- [WHAT IS ASKED]:
(1) From the essay on technical analysis below, list the topics the author hears bloggers and financial "professionals" talk about when reading charts.
(2) According to the essay on technical analysis below, what can screens of stocks near their 52-week lows or highs be useful for?
(3) Carry the essay on technical analysis forward from its last sentence, keeping the author's voice and the first-person "Prince" framing.

Why Technical Analysis is Nonsense

by: Prince of Wall Street

Whenever I ('The Prince') hear bloggers or financial “professionals” reading charts and talking about breakouts, support, momentum, resistance, chart patterns, or any number of goofy names for the shapes that charts make, I immediately begin to smile. I do admit that there is useful information to be gleaned from charts such as the number of buyers and sellers or the volume of a stock. Screens of stocks that are near their 52-week lows or 52-week highs can be useful for finding stocks that are good values or overvalued. However, the Prince does not buy into technical stock trading or the day trading that many technical traders partake in.

The truth is most institutional investors and real Wall Street professionals know that technical trading is absolutely hogwash. Now, I’m not the first person to attack technical trading, and I won’t be the last, but hopefully what follows will be educational or at least thought-provoking. The Prince doesn’t believe he is offering any new arguments against technical analysis but he is offering new evidence that may be more compelling when combined with old arguments against technical analysis.

- [STORED RECORDS]:

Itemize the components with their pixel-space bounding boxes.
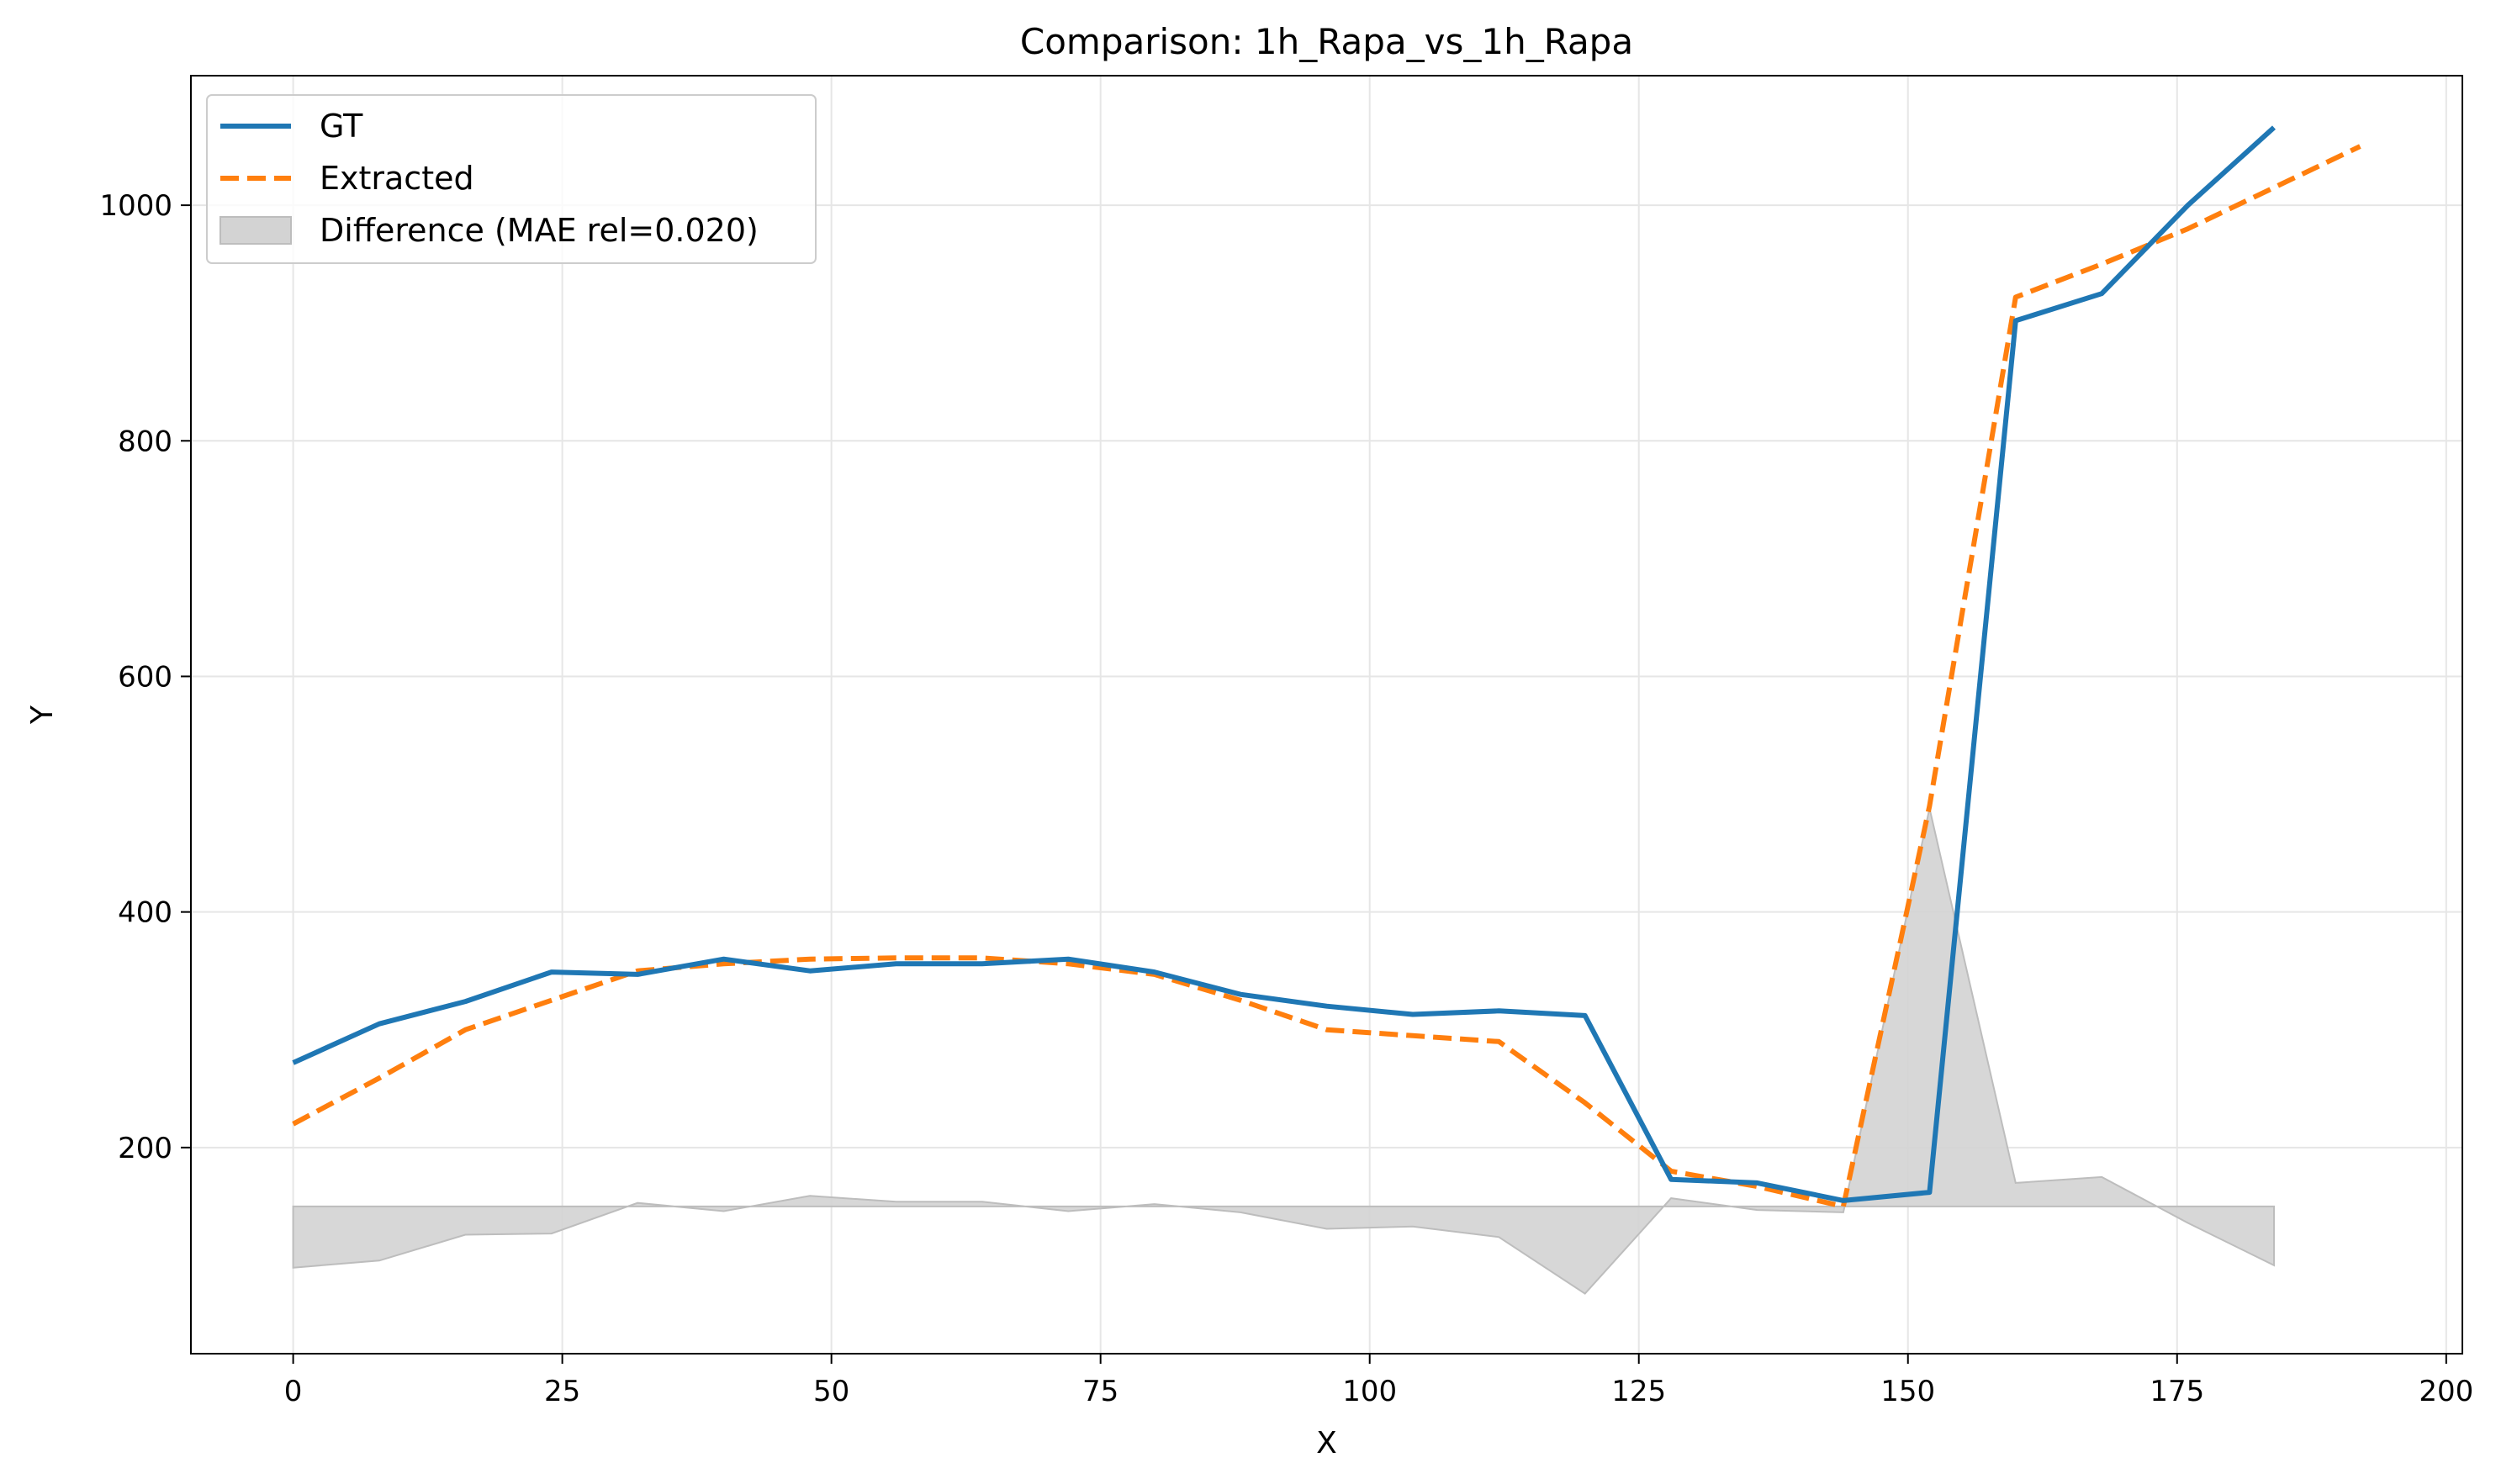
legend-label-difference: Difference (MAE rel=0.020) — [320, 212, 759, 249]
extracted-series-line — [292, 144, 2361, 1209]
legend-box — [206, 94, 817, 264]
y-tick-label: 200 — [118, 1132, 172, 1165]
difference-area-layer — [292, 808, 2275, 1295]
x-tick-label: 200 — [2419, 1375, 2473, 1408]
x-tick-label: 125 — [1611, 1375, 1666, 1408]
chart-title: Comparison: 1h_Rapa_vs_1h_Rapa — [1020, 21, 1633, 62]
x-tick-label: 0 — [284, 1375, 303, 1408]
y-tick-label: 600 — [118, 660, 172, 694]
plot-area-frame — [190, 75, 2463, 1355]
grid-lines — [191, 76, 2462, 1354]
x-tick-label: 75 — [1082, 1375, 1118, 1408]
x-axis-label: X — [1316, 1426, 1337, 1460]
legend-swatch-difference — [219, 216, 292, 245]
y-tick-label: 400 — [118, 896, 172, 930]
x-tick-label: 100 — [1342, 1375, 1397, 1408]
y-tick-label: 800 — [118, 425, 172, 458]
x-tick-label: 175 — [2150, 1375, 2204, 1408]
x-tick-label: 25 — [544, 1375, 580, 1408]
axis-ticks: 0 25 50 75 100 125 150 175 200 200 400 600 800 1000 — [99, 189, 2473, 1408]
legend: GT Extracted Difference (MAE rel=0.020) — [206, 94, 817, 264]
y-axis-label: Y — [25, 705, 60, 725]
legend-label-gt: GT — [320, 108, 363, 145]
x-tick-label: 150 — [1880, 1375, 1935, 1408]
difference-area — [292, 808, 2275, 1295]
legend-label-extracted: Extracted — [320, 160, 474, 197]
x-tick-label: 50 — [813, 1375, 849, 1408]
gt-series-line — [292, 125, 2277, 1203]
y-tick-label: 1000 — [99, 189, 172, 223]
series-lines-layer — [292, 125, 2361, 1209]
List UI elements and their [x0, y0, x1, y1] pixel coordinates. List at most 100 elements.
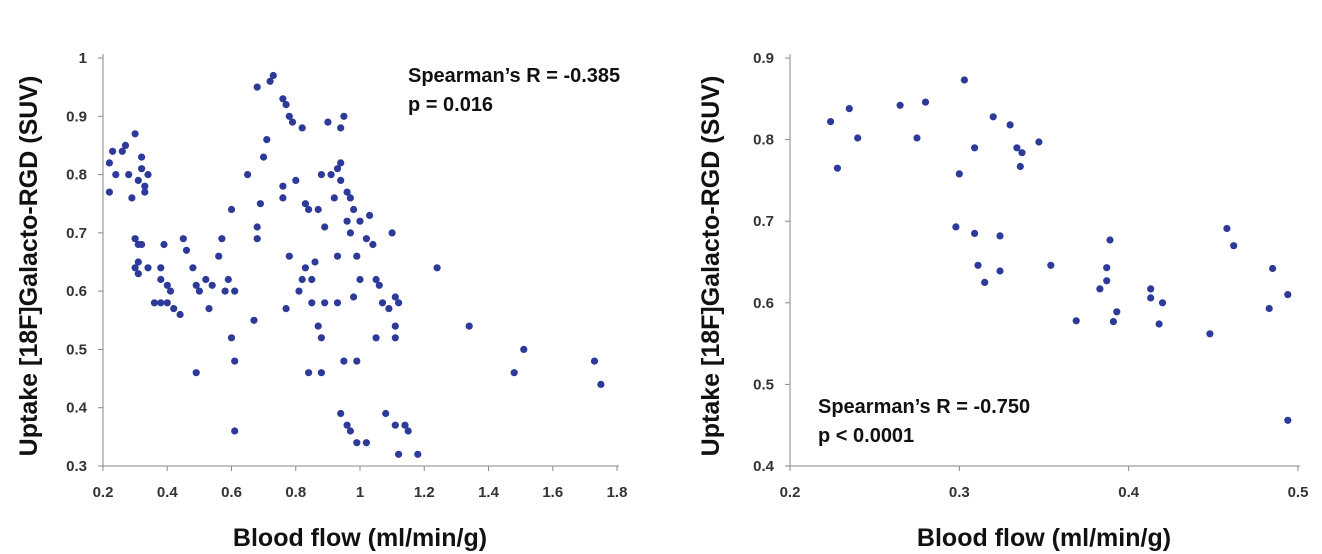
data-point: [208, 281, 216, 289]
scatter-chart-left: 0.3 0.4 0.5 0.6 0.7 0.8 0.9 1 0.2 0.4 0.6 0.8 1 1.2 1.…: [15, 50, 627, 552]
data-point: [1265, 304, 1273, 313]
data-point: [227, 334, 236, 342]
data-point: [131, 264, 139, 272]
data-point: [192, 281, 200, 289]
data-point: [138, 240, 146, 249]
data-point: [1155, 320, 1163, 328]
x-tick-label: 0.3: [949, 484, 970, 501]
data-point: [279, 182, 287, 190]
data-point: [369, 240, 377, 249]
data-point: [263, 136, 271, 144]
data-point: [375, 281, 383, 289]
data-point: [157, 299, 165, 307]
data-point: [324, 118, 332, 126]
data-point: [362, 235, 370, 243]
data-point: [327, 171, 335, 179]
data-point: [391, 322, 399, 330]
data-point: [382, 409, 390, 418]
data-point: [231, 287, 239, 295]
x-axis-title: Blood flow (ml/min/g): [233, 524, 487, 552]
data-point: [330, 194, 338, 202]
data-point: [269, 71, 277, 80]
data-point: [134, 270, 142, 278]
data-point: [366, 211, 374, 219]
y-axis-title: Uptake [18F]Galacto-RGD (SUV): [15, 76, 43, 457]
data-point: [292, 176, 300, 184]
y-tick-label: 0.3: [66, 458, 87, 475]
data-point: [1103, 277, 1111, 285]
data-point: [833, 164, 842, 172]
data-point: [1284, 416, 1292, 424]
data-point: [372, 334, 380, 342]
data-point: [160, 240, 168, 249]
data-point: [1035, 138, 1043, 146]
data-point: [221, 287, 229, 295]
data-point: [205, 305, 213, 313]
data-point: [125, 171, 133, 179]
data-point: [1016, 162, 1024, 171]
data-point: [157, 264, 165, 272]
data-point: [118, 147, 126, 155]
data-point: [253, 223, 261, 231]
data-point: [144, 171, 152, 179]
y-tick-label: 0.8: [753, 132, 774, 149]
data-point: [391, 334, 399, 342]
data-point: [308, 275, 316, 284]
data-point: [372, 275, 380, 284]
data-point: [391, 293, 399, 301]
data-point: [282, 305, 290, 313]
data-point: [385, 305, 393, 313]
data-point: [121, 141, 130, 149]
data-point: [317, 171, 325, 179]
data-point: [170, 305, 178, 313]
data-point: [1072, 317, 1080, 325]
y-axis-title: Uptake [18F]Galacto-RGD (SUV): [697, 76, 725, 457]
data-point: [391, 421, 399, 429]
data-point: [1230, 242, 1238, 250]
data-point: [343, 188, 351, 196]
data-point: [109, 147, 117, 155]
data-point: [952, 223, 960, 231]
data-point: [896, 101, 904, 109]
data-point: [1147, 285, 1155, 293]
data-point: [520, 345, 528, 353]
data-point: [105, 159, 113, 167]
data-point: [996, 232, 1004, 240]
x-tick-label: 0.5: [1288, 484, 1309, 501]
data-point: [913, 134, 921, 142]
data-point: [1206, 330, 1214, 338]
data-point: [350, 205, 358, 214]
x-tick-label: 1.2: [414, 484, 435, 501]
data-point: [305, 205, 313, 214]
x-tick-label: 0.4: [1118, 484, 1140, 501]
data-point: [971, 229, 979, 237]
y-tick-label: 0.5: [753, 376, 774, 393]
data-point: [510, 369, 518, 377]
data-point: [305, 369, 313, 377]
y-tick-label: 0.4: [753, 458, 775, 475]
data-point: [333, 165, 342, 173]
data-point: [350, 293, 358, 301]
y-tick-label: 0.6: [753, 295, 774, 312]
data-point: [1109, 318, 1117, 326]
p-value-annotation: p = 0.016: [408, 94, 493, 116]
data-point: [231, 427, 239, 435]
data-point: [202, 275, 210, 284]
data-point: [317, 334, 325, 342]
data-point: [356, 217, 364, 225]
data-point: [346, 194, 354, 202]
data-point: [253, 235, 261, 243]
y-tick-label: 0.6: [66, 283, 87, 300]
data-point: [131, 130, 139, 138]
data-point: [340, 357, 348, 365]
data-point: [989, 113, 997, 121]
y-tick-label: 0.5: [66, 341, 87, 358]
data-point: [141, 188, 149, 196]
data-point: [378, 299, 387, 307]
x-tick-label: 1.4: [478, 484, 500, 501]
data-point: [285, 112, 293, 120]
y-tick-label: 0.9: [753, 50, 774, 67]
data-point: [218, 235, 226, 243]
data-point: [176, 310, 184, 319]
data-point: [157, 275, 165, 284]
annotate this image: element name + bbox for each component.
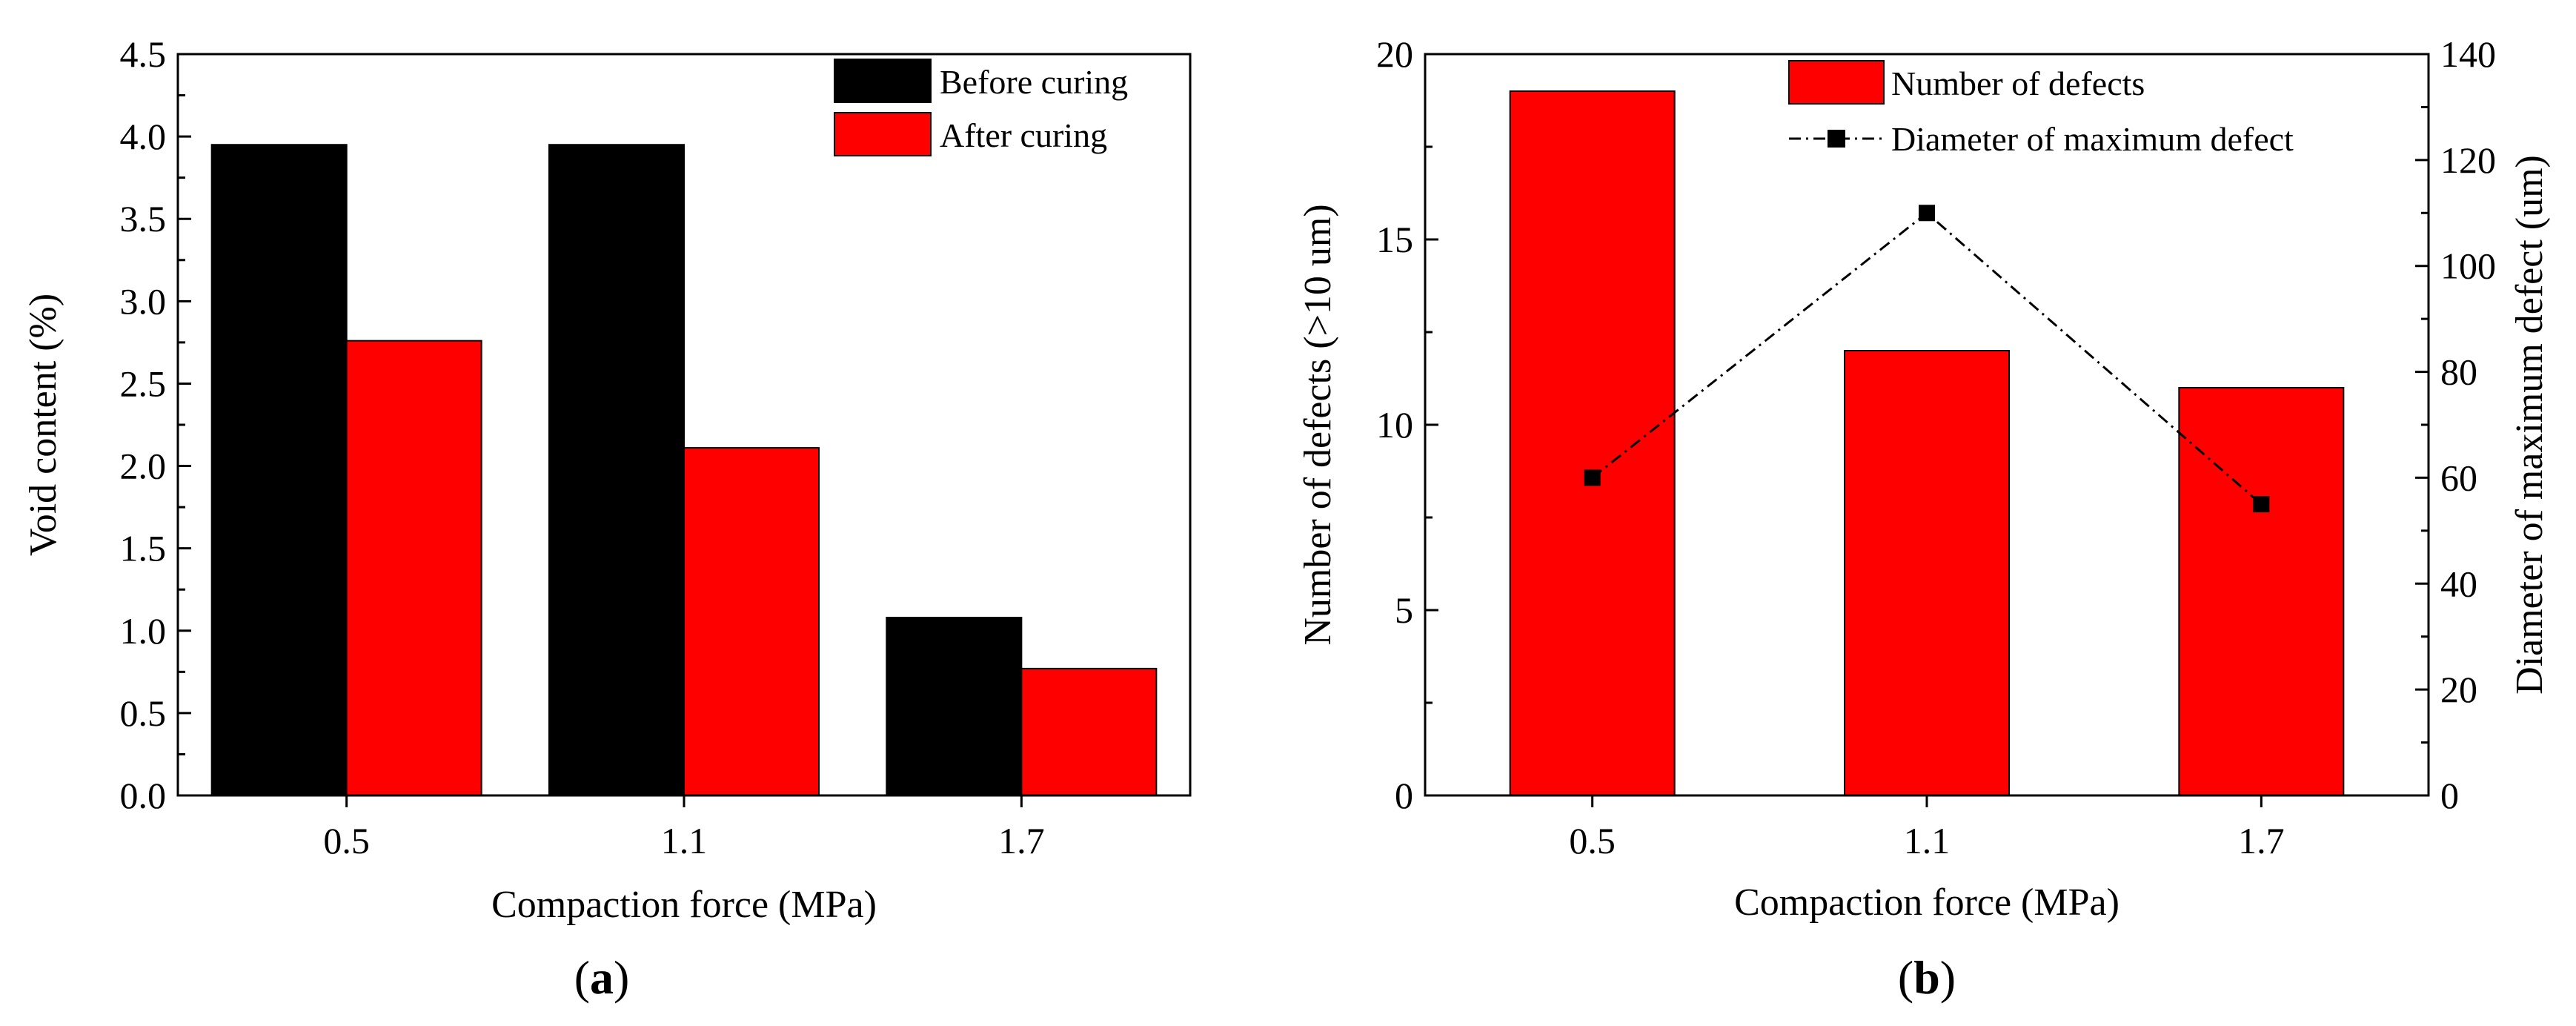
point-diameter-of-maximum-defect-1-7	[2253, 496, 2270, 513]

- [ANSWERS TO THE EXERCISES]:
(1) breakouts, support, momentum, resistance, chart patterns

(2) Finding stocks that are good values or overvalued.

(3)
First, a few disclaimers so I don’t hurt too many feelings or egos in the blogosphere. There are many intelligent people online who prescribe to technical trading strategies. My intention with this blog post is not to belittle them, as many of them may even make quite a bit of money. Yet, ultimately those that do perform well on a “risk adjusted basis” are the exception to the rule.

Those that do perform well are deceiving themselves when they think that their prowess in reading charts is leading to their out-performance. In the end, their returns are nothing more than throwing darts at a board and getting lucky, but thinking they have a sure way to always hit a bulls-eye (in the language of day traders have their “winners outnumber your losers”).

Now, there are plenty of con-artists on the Internet selling get “rich quick," ”easy money,” and “guaranteed profits” technical trading schemes like how to trade penny stocks, or use my “stock-trading robot.” This post is not directed at them because The Prince doesn’t think they deserve his attention.

This article is for all investors that vehemently believe in the power of technical analysis but don’t realize that on a risk-adjusted and tax-adjusted (ah…this is very important), they are not outperforming the market. It is meant to educate investors about the tenets of technical analysis, and then make a case for why it is not taken seriously, or even practiced by Wall Street professionals.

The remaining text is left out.